Given problem |
From the listing, collect all lines containing the word "滨海县中医院采样点".

--- START OF Records supplied ---

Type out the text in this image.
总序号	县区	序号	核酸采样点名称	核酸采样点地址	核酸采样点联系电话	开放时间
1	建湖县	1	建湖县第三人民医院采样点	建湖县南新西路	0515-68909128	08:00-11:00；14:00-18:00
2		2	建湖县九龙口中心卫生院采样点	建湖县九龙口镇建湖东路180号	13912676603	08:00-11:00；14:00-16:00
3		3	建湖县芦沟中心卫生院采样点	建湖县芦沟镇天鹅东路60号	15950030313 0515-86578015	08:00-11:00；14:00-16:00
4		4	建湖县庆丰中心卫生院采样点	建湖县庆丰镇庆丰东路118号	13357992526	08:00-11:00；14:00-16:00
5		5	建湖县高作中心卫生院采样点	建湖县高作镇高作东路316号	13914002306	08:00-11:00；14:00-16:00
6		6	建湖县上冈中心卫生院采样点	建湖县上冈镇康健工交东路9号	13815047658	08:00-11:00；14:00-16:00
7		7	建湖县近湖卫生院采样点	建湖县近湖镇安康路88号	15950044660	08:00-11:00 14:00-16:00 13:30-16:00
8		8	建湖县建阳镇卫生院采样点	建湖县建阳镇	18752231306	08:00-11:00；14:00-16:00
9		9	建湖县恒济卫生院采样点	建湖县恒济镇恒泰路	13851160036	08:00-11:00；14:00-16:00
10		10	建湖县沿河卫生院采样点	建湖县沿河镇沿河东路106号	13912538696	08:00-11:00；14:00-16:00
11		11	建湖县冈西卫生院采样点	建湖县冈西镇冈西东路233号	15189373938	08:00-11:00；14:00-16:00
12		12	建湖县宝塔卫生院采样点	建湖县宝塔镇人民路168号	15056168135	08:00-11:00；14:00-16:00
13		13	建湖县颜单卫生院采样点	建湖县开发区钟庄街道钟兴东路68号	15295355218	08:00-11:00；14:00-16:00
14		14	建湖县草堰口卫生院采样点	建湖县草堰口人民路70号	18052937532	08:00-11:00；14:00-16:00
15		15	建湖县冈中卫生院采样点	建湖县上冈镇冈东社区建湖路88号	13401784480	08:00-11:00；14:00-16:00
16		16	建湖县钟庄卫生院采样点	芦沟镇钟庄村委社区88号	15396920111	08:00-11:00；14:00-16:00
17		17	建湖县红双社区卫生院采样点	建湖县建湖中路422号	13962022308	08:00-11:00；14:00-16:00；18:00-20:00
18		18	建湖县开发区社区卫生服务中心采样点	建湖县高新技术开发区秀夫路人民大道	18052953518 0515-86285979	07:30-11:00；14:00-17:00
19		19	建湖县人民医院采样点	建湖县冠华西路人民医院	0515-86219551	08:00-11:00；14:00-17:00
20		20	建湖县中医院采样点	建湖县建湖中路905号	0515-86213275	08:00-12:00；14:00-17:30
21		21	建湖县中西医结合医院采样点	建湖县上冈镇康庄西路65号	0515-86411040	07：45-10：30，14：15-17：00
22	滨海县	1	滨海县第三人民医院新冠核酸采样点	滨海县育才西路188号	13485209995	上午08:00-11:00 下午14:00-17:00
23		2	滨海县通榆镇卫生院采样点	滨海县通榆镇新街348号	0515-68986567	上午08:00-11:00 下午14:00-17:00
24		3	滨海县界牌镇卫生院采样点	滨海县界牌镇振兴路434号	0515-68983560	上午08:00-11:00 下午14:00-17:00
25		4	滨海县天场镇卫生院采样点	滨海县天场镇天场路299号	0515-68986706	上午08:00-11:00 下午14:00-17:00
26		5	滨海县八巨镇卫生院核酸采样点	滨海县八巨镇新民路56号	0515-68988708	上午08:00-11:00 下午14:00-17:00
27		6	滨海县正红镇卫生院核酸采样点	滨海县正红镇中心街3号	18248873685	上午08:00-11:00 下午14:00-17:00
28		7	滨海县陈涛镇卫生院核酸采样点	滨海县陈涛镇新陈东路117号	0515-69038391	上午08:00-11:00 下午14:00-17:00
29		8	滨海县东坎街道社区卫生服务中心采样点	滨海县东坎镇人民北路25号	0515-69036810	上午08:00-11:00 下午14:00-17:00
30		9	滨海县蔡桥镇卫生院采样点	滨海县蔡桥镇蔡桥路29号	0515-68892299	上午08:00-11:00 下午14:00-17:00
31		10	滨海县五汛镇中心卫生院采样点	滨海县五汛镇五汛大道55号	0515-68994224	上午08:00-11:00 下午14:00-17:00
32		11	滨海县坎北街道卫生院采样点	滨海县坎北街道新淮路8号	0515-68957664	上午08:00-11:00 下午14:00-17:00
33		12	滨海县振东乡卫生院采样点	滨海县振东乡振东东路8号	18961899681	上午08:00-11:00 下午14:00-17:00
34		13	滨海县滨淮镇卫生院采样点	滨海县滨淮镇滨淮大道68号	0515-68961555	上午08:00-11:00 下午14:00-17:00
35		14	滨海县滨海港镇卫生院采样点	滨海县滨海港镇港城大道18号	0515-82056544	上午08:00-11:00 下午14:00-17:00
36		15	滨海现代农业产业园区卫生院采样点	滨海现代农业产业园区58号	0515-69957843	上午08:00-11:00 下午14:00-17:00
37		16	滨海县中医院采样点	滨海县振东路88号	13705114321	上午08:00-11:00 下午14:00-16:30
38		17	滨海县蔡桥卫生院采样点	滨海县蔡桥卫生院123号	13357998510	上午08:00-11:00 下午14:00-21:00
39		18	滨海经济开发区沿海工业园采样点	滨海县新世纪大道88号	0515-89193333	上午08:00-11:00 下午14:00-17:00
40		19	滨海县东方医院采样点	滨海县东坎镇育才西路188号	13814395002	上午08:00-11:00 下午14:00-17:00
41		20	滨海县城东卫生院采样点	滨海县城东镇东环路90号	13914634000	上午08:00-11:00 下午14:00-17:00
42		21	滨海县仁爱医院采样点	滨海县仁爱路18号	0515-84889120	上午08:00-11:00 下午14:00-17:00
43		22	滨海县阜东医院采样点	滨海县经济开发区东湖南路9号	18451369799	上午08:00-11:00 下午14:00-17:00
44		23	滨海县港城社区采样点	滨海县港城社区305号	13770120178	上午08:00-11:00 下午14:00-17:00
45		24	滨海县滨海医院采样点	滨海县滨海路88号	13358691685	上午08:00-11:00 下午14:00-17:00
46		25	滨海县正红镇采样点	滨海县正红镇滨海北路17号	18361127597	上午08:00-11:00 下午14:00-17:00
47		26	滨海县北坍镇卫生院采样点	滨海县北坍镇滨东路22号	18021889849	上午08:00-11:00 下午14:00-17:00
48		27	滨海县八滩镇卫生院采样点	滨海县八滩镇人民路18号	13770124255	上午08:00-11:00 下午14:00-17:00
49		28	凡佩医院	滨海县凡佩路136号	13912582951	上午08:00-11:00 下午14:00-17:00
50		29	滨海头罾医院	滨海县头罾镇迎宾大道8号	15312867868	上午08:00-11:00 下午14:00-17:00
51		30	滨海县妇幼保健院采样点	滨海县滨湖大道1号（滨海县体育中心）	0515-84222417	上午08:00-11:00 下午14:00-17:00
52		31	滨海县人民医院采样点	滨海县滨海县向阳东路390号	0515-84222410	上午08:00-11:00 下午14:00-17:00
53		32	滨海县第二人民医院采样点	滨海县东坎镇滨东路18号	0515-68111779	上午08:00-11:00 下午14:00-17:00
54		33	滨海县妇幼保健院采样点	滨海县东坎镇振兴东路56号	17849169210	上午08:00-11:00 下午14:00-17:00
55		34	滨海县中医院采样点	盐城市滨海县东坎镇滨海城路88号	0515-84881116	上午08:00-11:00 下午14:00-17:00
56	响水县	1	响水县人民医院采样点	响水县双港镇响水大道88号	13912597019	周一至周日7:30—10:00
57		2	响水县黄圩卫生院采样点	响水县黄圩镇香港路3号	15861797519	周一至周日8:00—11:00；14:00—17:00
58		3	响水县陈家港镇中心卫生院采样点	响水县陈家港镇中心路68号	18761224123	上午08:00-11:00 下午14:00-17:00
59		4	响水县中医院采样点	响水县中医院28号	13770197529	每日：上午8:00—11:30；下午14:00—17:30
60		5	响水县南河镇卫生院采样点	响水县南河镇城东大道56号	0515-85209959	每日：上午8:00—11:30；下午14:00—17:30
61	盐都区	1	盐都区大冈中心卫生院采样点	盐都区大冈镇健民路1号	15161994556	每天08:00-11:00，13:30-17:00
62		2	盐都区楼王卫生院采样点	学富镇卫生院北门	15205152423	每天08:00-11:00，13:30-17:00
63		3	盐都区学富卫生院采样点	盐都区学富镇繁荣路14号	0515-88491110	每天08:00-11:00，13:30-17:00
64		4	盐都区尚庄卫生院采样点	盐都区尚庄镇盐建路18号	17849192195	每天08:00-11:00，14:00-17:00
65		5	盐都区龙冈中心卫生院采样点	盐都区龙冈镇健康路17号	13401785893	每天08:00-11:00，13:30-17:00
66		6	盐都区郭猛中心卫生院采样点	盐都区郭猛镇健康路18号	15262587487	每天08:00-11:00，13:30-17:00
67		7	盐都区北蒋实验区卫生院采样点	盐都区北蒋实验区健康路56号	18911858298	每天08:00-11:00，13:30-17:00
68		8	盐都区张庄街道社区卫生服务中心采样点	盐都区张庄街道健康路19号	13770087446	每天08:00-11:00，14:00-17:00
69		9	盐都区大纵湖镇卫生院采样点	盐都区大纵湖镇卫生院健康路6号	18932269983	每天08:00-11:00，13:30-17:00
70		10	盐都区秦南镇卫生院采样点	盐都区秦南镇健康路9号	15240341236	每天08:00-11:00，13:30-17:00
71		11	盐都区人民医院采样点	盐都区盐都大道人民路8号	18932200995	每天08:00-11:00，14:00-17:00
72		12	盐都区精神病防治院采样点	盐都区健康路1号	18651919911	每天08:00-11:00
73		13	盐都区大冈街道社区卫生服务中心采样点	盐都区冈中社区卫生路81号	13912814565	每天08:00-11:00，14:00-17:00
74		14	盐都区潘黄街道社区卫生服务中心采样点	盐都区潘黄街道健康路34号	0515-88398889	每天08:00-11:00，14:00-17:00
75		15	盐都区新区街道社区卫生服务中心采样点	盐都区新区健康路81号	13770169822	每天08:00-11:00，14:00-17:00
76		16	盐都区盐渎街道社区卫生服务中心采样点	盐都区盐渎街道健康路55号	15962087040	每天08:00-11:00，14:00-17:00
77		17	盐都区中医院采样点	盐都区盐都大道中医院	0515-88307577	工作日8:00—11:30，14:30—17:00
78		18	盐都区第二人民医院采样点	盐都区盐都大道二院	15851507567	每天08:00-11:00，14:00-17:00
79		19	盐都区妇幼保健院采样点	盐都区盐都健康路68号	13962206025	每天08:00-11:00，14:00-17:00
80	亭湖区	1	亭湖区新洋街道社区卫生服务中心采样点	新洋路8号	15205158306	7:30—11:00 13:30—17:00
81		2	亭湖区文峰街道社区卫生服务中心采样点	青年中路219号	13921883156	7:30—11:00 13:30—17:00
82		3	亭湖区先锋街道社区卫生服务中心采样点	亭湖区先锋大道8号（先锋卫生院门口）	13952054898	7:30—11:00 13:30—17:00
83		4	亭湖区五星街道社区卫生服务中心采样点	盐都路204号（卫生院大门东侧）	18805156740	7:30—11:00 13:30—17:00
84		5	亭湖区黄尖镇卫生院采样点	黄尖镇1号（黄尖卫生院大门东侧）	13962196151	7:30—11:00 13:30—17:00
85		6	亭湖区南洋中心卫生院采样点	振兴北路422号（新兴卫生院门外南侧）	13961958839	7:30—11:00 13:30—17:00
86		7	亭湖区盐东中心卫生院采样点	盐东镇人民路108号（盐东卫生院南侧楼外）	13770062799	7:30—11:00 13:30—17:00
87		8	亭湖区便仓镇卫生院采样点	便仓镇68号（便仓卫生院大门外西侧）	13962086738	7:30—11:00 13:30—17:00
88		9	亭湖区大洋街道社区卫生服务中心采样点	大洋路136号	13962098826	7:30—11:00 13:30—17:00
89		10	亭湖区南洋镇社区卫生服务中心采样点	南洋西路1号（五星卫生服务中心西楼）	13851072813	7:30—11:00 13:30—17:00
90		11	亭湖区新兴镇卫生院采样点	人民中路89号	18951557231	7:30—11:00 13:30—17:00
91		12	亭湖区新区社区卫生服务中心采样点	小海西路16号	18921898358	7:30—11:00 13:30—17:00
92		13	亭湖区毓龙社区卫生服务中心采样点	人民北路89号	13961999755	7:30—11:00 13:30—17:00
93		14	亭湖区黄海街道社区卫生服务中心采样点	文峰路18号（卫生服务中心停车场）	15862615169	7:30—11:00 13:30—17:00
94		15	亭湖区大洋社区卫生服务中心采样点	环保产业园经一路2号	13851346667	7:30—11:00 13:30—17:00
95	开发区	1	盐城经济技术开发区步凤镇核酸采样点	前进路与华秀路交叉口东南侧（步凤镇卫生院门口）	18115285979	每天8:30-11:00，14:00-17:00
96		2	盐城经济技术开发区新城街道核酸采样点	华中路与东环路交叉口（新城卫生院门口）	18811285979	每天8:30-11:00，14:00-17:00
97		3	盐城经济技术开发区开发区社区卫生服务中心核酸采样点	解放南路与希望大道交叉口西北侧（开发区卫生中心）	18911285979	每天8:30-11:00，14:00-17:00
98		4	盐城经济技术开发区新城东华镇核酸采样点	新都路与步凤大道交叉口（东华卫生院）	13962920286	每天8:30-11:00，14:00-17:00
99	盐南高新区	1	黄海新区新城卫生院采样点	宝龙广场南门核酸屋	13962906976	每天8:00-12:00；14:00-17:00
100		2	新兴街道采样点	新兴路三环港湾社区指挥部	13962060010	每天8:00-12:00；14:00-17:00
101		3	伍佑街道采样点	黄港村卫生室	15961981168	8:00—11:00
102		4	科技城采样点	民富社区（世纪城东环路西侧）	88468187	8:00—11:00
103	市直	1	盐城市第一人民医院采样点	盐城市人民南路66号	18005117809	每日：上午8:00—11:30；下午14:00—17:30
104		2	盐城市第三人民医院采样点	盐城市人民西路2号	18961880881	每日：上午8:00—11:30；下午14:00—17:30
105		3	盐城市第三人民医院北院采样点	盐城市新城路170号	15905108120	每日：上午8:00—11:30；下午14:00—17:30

--- END OF Records supplied ---

The output |
37		16	滨海县中医院采样点	滨海县振东路88号	13705114321	上午08:00-11:00 下午14:00-16:30
55		34	滨海县中医院采样点	盐城市滨海县东坎镇滨海城路88号	0515-84881116	上午08:00-11:00 下午14:00-17:00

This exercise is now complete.